┌──

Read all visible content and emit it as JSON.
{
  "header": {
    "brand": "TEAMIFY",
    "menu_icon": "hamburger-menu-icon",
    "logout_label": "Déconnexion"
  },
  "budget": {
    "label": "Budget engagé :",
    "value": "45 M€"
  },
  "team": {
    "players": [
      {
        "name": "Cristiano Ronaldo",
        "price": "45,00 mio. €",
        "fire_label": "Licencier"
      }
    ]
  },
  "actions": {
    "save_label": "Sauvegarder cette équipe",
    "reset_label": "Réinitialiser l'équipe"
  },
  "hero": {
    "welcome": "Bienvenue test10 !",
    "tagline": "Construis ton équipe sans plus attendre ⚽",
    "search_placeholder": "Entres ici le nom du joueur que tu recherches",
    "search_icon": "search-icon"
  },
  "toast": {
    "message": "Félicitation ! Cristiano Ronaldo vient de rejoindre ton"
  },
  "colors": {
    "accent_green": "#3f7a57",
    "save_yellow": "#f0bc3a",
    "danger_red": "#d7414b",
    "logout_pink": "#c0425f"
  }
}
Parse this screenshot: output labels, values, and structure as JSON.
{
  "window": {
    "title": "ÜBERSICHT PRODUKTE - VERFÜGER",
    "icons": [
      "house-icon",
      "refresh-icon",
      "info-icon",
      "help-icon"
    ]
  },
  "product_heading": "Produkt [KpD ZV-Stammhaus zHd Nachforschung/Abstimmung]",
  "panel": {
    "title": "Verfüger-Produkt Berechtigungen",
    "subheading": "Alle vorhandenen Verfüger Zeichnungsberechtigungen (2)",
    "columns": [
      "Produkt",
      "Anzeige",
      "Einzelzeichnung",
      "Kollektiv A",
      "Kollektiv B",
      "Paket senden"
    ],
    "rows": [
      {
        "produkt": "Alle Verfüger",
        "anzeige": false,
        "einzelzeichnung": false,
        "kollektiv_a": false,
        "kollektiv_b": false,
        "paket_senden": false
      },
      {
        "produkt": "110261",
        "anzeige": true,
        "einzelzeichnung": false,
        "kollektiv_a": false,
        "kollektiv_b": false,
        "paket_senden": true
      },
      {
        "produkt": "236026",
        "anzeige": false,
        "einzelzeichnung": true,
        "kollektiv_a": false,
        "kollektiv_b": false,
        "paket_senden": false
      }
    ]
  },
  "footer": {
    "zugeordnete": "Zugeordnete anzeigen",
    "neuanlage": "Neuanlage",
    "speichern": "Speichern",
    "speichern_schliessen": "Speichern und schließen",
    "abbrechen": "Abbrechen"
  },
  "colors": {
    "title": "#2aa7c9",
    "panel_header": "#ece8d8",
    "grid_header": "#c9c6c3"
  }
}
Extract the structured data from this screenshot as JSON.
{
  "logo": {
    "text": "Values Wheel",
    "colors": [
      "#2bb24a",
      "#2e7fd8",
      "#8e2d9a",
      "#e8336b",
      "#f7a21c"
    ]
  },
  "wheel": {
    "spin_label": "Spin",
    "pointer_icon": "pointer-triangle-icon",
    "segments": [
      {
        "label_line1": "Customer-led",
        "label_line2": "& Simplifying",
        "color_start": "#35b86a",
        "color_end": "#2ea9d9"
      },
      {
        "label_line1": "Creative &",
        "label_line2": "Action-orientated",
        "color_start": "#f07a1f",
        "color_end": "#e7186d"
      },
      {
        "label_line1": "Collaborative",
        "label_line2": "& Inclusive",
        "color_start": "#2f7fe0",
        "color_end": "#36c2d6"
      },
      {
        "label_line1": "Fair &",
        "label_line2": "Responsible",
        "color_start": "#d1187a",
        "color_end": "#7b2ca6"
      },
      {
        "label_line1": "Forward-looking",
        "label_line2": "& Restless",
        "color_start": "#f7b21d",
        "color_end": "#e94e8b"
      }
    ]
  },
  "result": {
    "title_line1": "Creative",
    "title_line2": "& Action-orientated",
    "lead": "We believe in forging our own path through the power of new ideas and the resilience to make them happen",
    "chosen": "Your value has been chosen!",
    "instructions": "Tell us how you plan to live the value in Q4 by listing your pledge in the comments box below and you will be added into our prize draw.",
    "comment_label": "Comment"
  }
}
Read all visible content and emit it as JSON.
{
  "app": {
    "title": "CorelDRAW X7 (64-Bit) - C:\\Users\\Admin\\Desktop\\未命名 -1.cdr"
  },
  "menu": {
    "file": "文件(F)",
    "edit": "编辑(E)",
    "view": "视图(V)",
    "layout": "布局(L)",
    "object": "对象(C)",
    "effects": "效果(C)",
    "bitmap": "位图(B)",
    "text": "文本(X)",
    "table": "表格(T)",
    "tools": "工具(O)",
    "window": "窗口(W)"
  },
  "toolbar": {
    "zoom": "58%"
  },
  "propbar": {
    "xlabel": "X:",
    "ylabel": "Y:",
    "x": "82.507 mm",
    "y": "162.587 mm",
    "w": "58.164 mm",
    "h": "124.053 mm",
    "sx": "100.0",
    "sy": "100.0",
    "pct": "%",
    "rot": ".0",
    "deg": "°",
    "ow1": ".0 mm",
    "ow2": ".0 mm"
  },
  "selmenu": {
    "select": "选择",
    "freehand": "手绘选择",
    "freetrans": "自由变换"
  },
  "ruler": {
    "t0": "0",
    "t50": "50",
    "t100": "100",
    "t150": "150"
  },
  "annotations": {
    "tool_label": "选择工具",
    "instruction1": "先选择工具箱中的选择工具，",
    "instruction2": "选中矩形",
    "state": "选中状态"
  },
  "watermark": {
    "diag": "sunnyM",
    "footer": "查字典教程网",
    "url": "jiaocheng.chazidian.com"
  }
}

└──

Short problem:
Reproduce each entry word for word.

Exercise solution:
Read all visible content and emit it as JSON.
{
  "header": {
    "brand": "TEAMIFY",
    "menu_icon": "hamburger-menu-icon",
    "logout_label": "Déconnexion"
  },
  "budget": {
    "label": "Budget engagé :",
    "value": "45 M€"
  },
  "team": {
    "players": [
      {
        "name": "Cristiano Ronaldo",
        "price": "45,00 mio. €",
        "fire_label": "Licencier"
      }
    ]
  },
  "actions": {
    "save_label": "Sauvegarder cette équipe",
    "reset_label": "Réinitialiser l'équipe"
  },
  "hero": {
    "welcome": "Bienvenue test10 !",
    "tagline": "Construis ton équipe sans plus attendre ⚽",
    "search_placeholder": "Entres ici le nom du joueur que tu recherches",
    "search_icon": "search-icon"
  },
  "toast": {
    "message": "Félicitation ! Cristiano Ronaldo vient de rejoindre ton"
  },
  "colors": {
    "accent_green": "#3f7a57",
    "save_yellow": "#f0bc3a",
    "danger_red": "#d7414b",
    "logout_pink": "#c0425f"
  }
}
Parse this screenshot: output labels, values, and structure as JSON.
{
  "window": {
    "title": "ÜBERSICHT PRODUKTE - VERFÜGER",
    "icons": [
      "house-icon",
      "refresh-icon",
      "info-icon",
      "help-icon"
    ]
  },
  "product_heading": "Produkt [KpD ZV-Stammhaus zHd Nachforschung/Abstimmung]",
  "panel": {
    "title": "Verfüger-Produkt Berechtigungen",
    "subheading": "Alle vorhandenen Verfüger Zeichnungsberechtigungen (2)",
    "columns": [
      "Produkt",
      "Anzeige",
      "Einzelzeichnung",
      "Kollektiv A",
      "Kollektiv B",
      "Paket senden"
    ],
    "rows": [
      {
        "produkt": "Alle Verfüger",
        "anzeige": false,
        "einzelzeichnung": false,
        "kollektiv_a": false,
        "kollektiv_b": false,
        "paket_senden": false
      },
      {
        "produkt": "110261",
        "anzeige": true,
        "einzelzeichnung": false,
        "kollektiv_a": false,
        "kollektiv_b": false,
        "paket_senden": true
      },
      {
        "produkt": "236026",
        "anzeige": false,
        "einzelzeichnung": true,
        "kollektiv_a": false,
        "kollektiv_b": false,
        "paket_senden": false
      }
    ]
  },
  "footer": {
    "zugeordnete": "Zugeordnete anzeigen",
    "neuanlage": "Neuanlage",
    "speichern": "Speichern",
    "speichern_schliessen": "Speichern und schließen",
    "abbrechen": "Abbrechen"
  },
  "colors": {
    "title": "#2aa7c9",
    "panel_header": "#ece8d8",
    "grid_header": "#c9c6c3"
  }
}
Extract the structured data from this screenshot as JSON.
{
  "logo": {
    "text": "Values Wheel",
    "colors": [
      "#2bb24a",
      "#2e7fd8",
      "#8e2d9a",
      "#e8336b",
      "#f7a21c"
    ]
  },
  "wheel": {
    "spin_label": "Spin",
    "pointer_icon": "pointer-triangle-icon",
    "segments": [
      {
        "label_line1": "Customer-led",
        "label_line2": "& Simplifying",
        "color_start": "#35b86a",
        "color_end": "#2ea9d9"
      },
      {
        "label_line1": "Creative &",
        "label_line2": "Action-orientated",
        "color_start": "#f07a1f",
        "color_end": "#e7186d"
      },
      {
        "label_line1": "Collaborative",
        "label_line2": "& Inclusive",
        "color_start": "#2f7fe0",
        "color_end": "#36c2d6"
      },
      {
        "label_line1": "Fair &",
        "label_line2": "Responsible",
        "color_start": "#d1187a",
        "color_end": "#7b2ca6"
      },
      {
        "label_line1": "Forward-looking",
        "label_line2": "& Restless",
        "color_start": "#f7b21d",
        "color_end": "#e94e8b"
      }
    ]
  },
  "result": {
    "title_line1": "Creative",
    "title_line2": "& Action-orientated",
    "lead": "We believe in forging our own path through the power of new ideas and the resilience to make them happen",
    "chosen": "Your value has been chosen!",
    "instructions": "Tell us how you plan to live the value in Q4 by listing your pledge in the comments box below and you will be added into our prize draw.",
    "comment_label": "Comment"
  }
}
Read all visible content and emit it as JSON.
{
  "app": {
    "title": "CorelDRAW X7 (64-Bit) - C:\\Users\\Admin\\Desktop\\未命名 -1.cdr"
  },
  "menu": {
    "file": "文件(F)",
    "edit": "编辑(E)",
    "view": "视图(V)",
    "layout": "布局(L)",
    "object": "对象(C)",
    "effects": "效果(C)",
    "bitmap": "位图(B)",
    "text": "文本(X)",
    "table": "表格(T)",
    "tools": "工具(O)",
    "window": "窗口(W)"
  },
  "toolbar": {
    "zoom": "58%"
  },
  "propbar": {
    "xlabel": "X:",
    "ylabel": "Y:",
    "x": "82.507 mm",
    "y": "162.587 mm",
    "w": "58.164 mm",
    "h": "124.053 mm",
    "sx": "100.0",
    "sy": "100.0",
    "pct": "%",
    "rot": ".0",
    "deg": "°",
    "ow1": ".0 mm",
    "ow2": ".0 mm"
  },
  "selmenu": {
    "select": "选择",
    "freehand": "手绘选择",
    "freetrans": "自由变换"
  },
  "ruler": {
    "t0": "0",
    "t50": "50",
    "t100": "100",
    "t150": "150"
  },
  "annotations": {
    "tool_label": "选择工具",
    "instruction1": "先选择工具箱中的选择工具，",
    "instruction2": "选中矩形",
    "state": "选中状态"
  },
  "watermark": {
    "diag": "sunnyM",
    "footer": "查字典教程网",
    "url": "jiaocheng.chazidian.com"
  }
}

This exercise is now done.